## CHALLENGE
Every line with the word "Шальке" in it should be extracted from the data that follows.

## TASK MATERIAL
** Start **

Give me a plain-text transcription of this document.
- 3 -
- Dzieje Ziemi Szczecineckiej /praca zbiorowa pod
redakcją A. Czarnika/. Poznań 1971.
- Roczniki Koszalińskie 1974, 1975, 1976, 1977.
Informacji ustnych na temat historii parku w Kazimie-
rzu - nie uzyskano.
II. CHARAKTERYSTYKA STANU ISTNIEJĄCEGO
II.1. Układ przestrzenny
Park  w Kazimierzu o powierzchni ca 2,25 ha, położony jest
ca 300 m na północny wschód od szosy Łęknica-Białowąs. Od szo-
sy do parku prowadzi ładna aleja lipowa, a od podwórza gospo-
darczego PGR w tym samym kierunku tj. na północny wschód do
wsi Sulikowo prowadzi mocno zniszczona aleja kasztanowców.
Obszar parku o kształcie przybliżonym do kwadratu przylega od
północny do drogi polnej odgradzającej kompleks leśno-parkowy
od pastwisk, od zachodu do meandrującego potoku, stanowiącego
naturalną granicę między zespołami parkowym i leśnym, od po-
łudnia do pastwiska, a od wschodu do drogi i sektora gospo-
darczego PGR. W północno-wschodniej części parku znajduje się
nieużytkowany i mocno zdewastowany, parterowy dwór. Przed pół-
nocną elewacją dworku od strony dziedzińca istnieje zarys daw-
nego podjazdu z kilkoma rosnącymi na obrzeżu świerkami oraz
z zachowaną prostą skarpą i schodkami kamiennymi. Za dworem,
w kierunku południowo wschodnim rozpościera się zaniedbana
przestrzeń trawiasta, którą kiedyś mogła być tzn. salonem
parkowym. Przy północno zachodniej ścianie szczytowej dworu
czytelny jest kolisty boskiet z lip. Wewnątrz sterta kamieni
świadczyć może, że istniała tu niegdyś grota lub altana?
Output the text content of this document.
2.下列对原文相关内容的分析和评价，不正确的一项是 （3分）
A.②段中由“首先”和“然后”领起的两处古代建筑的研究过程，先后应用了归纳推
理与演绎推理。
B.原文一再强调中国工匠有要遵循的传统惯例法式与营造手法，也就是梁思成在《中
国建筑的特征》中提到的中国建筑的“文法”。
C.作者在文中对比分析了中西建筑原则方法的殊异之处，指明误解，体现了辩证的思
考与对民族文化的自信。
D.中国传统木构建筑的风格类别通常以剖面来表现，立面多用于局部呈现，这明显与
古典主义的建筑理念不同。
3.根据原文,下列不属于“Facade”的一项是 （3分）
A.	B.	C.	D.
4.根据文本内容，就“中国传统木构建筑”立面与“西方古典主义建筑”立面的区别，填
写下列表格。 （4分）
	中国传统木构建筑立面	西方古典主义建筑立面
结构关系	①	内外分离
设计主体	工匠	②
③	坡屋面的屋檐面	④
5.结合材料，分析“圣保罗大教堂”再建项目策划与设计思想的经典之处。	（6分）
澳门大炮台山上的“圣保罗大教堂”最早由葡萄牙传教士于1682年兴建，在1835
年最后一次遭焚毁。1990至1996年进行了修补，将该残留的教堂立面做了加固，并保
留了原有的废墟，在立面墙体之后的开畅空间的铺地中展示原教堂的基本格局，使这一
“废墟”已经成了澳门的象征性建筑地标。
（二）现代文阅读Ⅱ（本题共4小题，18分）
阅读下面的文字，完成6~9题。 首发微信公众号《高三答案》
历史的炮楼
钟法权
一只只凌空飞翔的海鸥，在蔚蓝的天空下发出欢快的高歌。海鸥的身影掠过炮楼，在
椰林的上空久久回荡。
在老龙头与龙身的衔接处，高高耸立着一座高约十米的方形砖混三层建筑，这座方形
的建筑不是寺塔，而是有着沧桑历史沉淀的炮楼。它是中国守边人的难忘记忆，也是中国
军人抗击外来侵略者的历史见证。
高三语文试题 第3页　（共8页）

** End **
** Start **

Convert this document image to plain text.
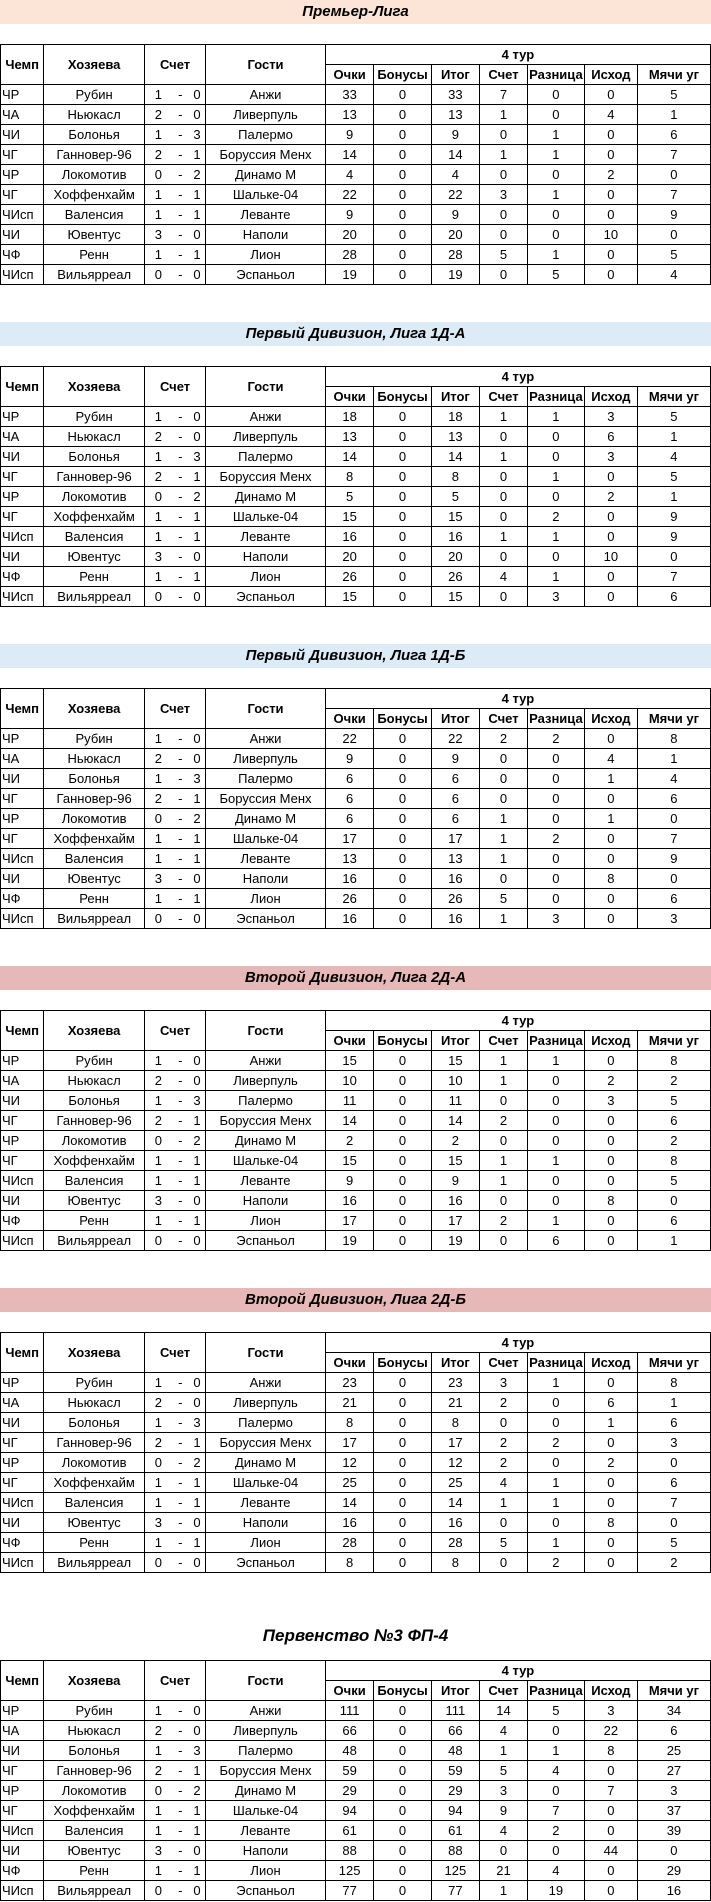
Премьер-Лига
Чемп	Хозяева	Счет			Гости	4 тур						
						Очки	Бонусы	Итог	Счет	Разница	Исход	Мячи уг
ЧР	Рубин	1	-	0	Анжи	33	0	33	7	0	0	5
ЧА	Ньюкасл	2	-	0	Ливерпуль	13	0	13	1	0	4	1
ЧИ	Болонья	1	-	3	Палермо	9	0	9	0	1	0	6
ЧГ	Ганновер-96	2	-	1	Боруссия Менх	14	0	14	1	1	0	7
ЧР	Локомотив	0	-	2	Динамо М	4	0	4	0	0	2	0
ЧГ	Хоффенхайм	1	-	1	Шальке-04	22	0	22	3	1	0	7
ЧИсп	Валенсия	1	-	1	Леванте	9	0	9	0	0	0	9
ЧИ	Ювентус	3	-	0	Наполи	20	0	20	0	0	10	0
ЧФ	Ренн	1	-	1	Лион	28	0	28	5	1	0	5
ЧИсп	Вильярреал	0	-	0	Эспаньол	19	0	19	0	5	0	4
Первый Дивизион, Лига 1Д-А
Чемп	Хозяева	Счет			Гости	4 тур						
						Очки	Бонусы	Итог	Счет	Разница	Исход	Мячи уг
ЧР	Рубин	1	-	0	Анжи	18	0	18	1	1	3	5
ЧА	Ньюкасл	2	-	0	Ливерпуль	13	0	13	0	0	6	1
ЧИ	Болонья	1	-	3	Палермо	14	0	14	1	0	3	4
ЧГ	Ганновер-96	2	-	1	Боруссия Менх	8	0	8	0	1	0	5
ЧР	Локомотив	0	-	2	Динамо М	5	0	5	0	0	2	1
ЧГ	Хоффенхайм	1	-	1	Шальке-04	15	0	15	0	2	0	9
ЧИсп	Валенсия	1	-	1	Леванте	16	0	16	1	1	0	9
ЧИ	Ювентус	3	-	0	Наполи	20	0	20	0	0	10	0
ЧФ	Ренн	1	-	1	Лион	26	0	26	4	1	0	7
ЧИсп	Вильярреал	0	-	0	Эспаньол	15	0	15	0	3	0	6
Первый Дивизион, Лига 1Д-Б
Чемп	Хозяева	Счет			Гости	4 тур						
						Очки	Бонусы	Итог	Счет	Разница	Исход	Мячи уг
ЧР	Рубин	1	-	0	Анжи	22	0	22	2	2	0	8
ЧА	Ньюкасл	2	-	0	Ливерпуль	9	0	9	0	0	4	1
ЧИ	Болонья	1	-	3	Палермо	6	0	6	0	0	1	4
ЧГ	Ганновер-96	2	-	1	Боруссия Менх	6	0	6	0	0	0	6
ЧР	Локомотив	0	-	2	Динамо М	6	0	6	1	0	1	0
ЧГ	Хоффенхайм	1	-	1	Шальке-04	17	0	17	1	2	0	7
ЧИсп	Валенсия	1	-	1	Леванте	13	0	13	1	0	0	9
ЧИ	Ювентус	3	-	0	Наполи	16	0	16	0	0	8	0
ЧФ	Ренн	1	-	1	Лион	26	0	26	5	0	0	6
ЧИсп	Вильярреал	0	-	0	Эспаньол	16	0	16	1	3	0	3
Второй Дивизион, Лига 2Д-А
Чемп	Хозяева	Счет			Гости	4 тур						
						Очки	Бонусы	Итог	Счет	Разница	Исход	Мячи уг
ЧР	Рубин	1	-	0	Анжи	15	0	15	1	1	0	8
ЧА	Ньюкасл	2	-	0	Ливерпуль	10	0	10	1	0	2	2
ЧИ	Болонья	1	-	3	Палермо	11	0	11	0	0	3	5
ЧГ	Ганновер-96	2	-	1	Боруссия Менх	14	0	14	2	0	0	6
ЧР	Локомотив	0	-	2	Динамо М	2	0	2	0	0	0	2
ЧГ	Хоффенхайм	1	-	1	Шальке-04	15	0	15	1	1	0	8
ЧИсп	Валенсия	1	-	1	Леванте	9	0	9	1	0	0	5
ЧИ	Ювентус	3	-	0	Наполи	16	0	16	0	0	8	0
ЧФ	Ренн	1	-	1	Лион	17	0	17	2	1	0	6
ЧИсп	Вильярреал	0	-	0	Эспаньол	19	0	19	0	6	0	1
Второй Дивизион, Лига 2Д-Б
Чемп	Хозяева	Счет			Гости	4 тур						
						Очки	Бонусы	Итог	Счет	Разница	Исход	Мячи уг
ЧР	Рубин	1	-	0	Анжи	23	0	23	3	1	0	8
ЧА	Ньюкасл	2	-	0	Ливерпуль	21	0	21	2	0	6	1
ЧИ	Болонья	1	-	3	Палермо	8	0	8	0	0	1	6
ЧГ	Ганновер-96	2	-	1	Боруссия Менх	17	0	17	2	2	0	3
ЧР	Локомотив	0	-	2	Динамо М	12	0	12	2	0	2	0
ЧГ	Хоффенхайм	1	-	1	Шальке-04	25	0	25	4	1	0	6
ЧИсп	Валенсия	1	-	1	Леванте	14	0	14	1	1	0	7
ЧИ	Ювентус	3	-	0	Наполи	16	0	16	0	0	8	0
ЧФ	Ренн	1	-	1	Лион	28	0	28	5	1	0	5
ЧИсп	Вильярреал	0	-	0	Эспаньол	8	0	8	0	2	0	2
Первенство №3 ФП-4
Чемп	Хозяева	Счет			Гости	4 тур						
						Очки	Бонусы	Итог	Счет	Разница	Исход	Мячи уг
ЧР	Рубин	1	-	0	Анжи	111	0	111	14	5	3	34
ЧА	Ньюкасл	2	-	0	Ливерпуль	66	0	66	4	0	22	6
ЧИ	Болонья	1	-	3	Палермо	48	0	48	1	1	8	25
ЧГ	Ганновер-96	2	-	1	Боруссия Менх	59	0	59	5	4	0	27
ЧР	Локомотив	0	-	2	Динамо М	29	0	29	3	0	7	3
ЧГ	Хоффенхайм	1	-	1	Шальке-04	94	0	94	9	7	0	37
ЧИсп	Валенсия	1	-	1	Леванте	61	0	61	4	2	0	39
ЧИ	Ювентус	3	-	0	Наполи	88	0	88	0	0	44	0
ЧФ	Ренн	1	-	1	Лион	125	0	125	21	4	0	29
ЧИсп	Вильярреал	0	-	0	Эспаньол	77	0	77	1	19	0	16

** End **

## RESPONSE FOR THIS EXERCISE
ЧГ	Хоффенхайм	1	-	1	Шальке-04	22	0	22	3	1	0	7
ЧГ	Хоффенхайм	1	-	1	Шальке-04	15	0	15	0	2	0	9
ЧГ	Хоффенхайм	1	-	1	Шальке-04	17	0	17	1	2	0	7
ЧГ	Хоффенхайм	1	-	1	Шальке-04	15	0	15	1	1	0	8
ЧГ	Хоффенхайм	1	-	1	Шальке-04	25	0	25	4	1	0	6
ЧГ	Хоффенхайм	1	-	1	Шальке-04	94	0	94	9	7	0	37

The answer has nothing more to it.